◆ **Provided records**
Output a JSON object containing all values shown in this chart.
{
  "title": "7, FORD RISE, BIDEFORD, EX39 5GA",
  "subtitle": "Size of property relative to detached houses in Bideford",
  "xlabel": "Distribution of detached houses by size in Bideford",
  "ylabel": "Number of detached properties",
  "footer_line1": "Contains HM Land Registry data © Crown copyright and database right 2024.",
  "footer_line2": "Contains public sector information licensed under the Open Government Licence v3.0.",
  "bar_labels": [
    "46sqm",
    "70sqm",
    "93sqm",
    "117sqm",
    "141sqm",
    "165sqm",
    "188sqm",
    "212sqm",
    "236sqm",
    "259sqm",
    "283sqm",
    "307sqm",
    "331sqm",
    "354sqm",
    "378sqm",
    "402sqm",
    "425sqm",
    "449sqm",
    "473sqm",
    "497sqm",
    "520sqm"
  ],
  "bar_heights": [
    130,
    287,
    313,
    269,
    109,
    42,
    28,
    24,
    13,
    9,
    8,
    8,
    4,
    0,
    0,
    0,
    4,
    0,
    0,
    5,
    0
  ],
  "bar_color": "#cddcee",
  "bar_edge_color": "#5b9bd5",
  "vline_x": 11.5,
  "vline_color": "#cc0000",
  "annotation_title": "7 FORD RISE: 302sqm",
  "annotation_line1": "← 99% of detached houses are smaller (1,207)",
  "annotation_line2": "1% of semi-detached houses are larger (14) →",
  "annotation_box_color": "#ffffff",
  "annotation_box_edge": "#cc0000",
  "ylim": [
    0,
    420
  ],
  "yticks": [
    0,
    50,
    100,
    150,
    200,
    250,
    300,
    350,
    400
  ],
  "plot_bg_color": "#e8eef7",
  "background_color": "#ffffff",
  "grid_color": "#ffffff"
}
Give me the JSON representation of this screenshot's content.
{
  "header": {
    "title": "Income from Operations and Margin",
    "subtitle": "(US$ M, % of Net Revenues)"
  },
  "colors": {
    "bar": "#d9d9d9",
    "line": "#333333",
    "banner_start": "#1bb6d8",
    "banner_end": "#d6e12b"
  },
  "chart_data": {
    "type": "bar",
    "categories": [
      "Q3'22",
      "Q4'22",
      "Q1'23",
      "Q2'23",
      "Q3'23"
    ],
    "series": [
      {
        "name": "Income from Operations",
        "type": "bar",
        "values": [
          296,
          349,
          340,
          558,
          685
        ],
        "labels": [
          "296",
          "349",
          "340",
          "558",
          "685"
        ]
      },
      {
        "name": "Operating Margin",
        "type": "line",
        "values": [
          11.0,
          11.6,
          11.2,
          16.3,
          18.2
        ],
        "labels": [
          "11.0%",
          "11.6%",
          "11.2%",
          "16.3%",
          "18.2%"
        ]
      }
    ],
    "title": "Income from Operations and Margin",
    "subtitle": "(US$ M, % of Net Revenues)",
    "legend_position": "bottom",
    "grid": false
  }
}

◆ **Written task**
Copy, from the material, each line that holds the string "RISE".

◆ **Full answer**
  "title": "7, FORD RISE, BIDEFORD, EX39 5GA",
  "annotation_title": "7 FORD RISE: 302sqm",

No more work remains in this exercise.